INSTRUCTION: Gather all lines from the material that contain the word "localhost".

:: DATA FOR THE TASK ::

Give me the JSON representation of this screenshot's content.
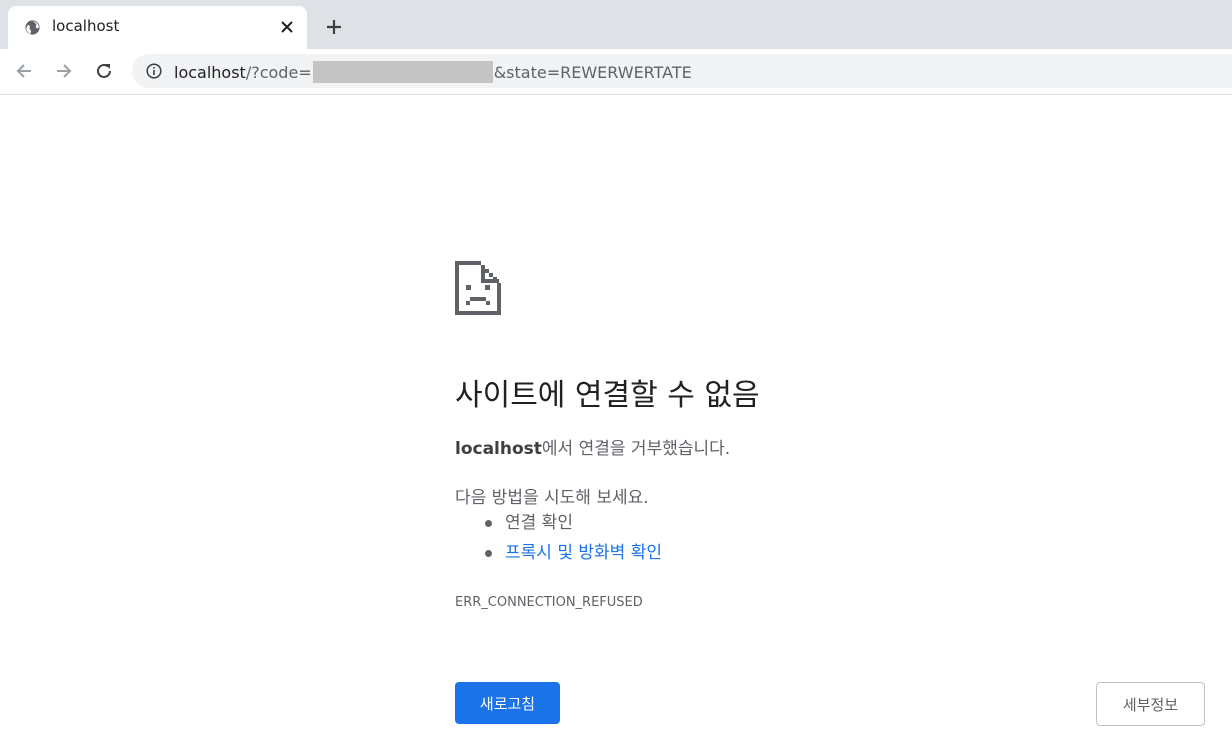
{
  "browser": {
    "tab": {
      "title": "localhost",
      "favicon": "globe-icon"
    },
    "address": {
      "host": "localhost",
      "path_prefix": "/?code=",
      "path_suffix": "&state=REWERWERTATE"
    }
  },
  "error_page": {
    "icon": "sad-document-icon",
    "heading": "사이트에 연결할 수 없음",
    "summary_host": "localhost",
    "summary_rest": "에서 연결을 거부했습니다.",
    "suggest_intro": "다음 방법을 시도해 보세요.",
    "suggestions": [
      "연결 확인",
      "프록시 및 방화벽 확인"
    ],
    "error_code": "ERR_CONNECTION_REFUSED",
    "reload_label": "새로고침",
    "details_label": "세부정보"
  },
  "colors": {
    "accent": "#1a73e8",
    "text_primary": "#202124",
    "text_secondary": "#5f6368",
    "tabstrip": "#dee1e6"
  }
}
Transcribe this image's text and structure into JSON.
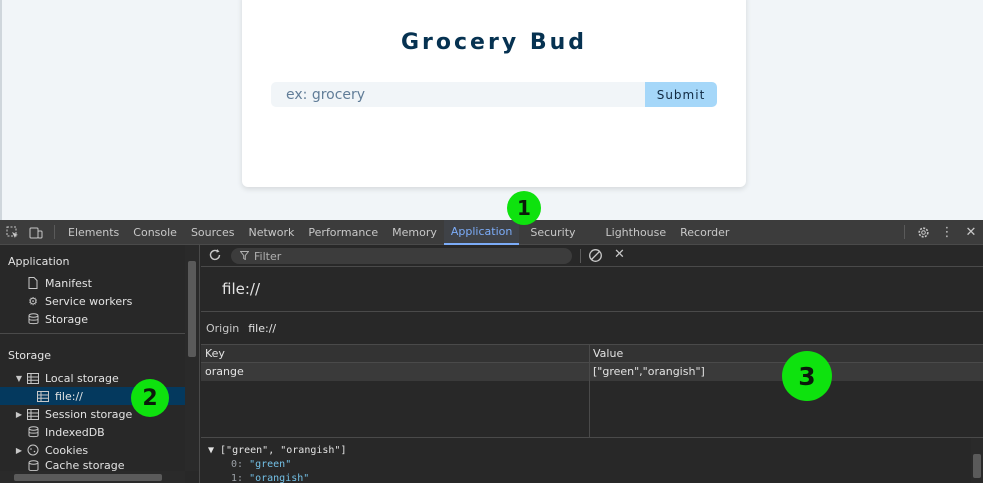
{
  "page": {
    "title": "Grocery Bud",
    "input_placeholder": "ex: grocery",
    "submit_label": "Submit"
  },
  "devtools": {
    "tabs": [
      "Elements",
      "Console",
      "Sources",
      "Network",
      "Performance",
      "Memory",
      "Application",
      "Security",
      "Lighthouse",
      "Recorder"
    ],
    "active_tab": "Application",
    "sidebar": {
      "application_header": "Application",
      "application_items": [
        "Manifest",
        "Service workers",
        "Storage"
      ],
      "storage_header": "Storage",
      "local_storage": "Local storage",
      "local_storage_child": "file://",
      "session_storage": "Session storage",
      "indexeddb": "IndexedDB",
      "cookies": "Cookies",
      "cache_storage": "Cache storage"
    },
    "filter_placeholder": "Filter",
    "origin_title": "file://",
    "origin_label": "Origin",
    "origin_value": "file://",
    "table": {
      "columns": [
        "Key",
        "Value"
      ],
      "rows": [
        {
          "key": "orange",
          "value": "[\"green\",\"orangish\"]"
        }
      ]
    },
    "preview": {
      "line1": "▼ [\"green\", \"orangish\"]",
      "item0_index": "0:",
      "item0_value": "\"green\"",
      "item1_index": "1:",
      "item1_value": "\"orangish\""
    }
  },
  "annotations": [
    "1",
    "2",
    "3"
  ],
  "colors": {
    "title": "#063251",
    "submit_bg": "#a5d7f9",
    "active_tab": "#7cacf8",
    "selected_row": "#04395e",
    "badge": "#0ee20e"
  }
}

:::

OUTPUT FOR THIS TASK:
      "title": "localhost",
      "host": "localhost",
    "summary_host": "localhost",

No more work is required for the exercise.